Job. Output the records below verbatim, every line included, with nothing changed.

(Stored records)
◇ ◇ ◇ ◇ ◇
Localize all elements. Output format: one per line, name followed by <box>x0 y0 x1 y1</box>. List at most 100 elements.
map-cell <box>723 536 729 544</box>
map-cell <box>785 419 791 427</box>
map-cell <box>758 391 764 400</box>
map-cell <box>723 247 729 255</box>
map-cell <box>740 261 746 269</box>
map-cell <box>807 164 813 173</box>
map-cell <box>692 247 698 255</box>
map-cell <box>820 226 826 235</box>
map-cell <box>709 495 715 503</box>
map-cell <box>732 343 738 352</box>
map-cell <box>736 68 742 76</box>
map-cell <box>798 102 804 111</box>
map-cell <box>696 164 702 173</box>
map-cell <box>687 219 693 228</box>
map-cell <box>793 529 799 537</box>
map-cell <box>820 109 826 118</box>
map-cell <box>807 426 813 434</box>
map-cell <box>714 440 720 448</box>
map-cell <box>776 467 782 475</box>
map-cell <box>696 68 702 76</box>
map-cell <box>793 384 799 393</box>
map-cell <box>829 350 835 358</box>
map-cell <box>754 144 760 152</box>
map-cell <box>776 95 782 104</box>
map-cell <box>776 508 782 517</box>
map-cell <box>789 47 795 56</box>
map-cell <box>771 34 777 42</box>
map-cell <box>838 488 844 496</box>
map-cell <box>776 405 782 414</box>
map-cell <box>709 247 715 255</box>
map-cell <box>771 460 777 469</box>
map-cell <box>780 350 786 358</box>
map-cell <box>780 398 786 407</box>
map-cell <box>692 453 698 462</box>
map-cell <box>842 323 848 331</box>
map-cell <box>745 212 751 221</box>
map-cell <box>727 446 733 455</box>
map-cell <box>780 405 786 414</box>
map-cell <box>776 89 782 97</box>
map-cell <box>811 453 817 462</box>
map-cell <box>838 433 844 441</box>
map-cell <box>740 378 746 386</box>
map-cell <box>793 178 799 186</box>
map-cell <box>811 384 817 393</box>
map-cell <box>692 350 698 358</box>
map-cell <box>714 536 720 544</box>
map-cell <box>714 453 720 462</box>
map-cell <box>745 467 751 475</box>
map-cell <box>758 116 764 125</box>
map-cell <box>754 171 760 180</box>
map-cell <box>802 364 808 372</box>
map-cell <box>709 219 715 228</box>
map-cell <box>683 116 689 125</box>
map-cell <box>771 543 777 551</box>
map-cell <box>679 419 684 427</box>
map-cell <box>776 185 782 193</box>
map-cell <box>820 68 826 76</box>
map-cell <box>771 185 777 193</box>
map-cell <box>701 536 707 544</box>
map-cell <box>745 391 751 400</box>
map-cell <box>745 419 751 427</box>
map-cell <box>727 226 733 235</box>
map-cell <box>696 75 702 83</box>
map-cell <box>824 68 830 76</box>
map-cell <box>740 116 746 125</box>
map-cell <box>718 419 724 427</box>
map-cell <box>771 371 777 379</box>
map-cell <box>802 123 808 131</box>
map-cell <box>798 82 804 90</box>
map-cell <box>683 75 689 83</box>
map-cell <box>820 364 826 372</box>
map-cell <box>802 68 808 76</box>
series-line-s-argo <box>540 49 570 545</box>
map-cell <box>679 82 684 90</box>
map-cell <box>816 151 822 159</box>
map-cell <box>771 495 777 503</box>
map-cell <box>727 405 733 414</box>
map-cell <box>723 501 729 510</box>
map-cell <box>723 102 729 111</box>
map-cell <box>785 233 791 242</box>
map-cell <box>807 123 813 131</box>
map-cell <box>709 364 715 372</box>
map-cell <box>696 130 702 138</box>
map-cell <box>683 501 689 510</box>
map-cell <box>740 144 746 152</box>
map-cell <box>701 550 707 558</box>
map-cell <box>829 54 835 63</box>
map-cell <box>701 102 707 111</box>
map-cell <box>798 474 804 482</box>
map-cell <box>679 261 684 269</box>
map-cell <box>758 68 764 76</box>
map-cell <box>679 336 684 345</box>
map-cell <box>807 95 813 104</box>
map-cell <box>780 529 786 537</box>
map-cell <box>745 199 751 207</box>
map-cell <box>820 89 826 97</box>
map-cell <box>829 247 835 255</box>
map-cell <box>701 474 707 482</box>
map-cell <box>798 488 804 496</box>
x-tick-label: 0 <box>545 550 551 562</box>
◇ ◇ ◇ ◇ ◇
Response below.
Localize all elements. Output format: one per line, name followed by <box>x0 y0 x1 y1</box>. List at most 100 elements.
map-cell <box>723 536 729 544</box>
map-cell <box>785 419 791 427</box>
map-cell <box>758 391 764 400</box>
map-cell <box>723 247 729 255</box>
map-cell <box>740 261 746 269</box>
map-cell <box>807 164 813 173</box>
map-cell <box>692 247 698 255</box>
map-cell <box>820 226 826 235</box>
map-cell <box>709 495 715 503</box>
map-cell <box>732 343 738 352</box>
map-cell <box>736 68 742 76</box>
map-cell <box>798 102 804 111</box>
map-cell <box>696 164 702 173</box>
map-cell <box>687 219 693 228</box>
map-cell <box>793 529 799 537</box>
map-cell <box>820 109 826 118</box>
map-cell <box>807 426 813 434</box>
map-cell <box>714 440 720 448</box>
map-cell <box>776 467 782 475</box>
map-cell <box>696 68 702 76</box>
map-cell <box>793 384 799 393</box>
map-cell <box>829 350 835 358</box>
map-cell <box>754 144 760 152</box>
map-cell <box>776 95 782 104</box>
map-cell <box>776 508 782 517</box>
map-cell <box>789 47 795 56</box>
map-cell <box>771 34 777 42</box>
map-cell <box>838 488 844 496</box>
map-cell <box>776 405 782 414</box>
map-cell <box>709 247 715 255</box>
map-cell <box>771 460 777 469</box>
map-cell <box>780 350 786 358</box>
map-cell <box>780 398 786 407</box>
map-cell <box>692 453 698 462</box>
map-cell <box>842 323 848 331</box>
map-cell <box>745 212 751 221</box>
map-cell <box>727 446 733 455</box>
map-cell <box>780 405 786 414</box>
map-cell <box>776 89 782 97</box>
map-cell <box>811 453 817 462</box>
map-cell <box>838 433 844 441</box>
map-cell <box>740 378 746 386</box>
map-cell <box>793 178 799 186</box>
map-cell <box>811 384 817 393</box>
map-cell <box>692 350 698 358</box>
map-cell <box>714 536 720 544</box>
map-cell <box>714 453 720 462</box>
map-cell <box>745 467 751 475</box>
map-cell <box>758 116 764 125</box>
map-cell <box>754 171 760 180</box>
map-cell <box>802 364 808 372</box>
map-cell <box>709 219 715 228</box>
map-cell <box>683 116 689 125</box>
map-cell <box>771 543 777 551</box>
map-cell <box>679 419 684 427</box>
map-cell <box>776 185 782 193</box>
map-cell <box>820 68 826 76</box>
map-cell <box>771 185 777 193</box>
map-cell <box>701 536 707 544</box>
map-cell <box>745 391 751 400</box>
map-cell <box>745 419 751 427</box>
map-cell <box>727 226 733 235</box>
map-cell <box>696 75 702 83</box>
map-cell <box>824 68 830 76</box>
map-cell <box>740 116 746 125</box>
map-cell <box>718 419 724 427</box>
map-cell <box>771 371 777 379</box>
map-cell <box>802 123 808 131</box>
map-cell <box>798 82 804 90</box>
map-cell <box>683 75 689 83</box>
map-cell <box>820 364 826 372</box>
map-cell <box>802 68 808 76</box>
series-line-s-argo <box>540 49 570 545</box>
map-cell <box>679 82 684 90</box>
map-cell <box>816 151 822 159</box>
map-cell <box>771 495 777 503</box>
map-cell <box>727 405 733 414</box>
map-cell <box>723 501 729 510</box>
map-cell <box>723 102 729 111</box>
map-cell <box>785 233 791 242</box>
map-cell <box>807 123 813 131</box>
map-cell <box>709 364 715 372</box>
map-cell <box>696 130 702 138</box>
map-cell <box>683 501 689 510</box>
map-cell <box>740 144 746 152</box>
map-cell <box>701 550 707 558</box>
map-cell <box>829 54 835 63</box>
map-cell <box>701 102 707 111</box>
map-cell <box>798 474 804 482</box>
map-cell <box>679 261 684 269</box>
map-cell <box>758 68 764 76</box>
map-cell <box>679 336 684 345</box>
map-cell <box>807 95 813 104</box>
map-cell <box>780 529 786 537</box>
map-cell <box>745 199 751 207</box>
map-cell <box>820 89 826 97</box>
map-cell <box>829 247 835 255</box>
map-cell <box>701 474 707 482</box>
map-cell <box>798 488 804 496</box>
x-tick-label: 0 <box>545 550 551 562</box>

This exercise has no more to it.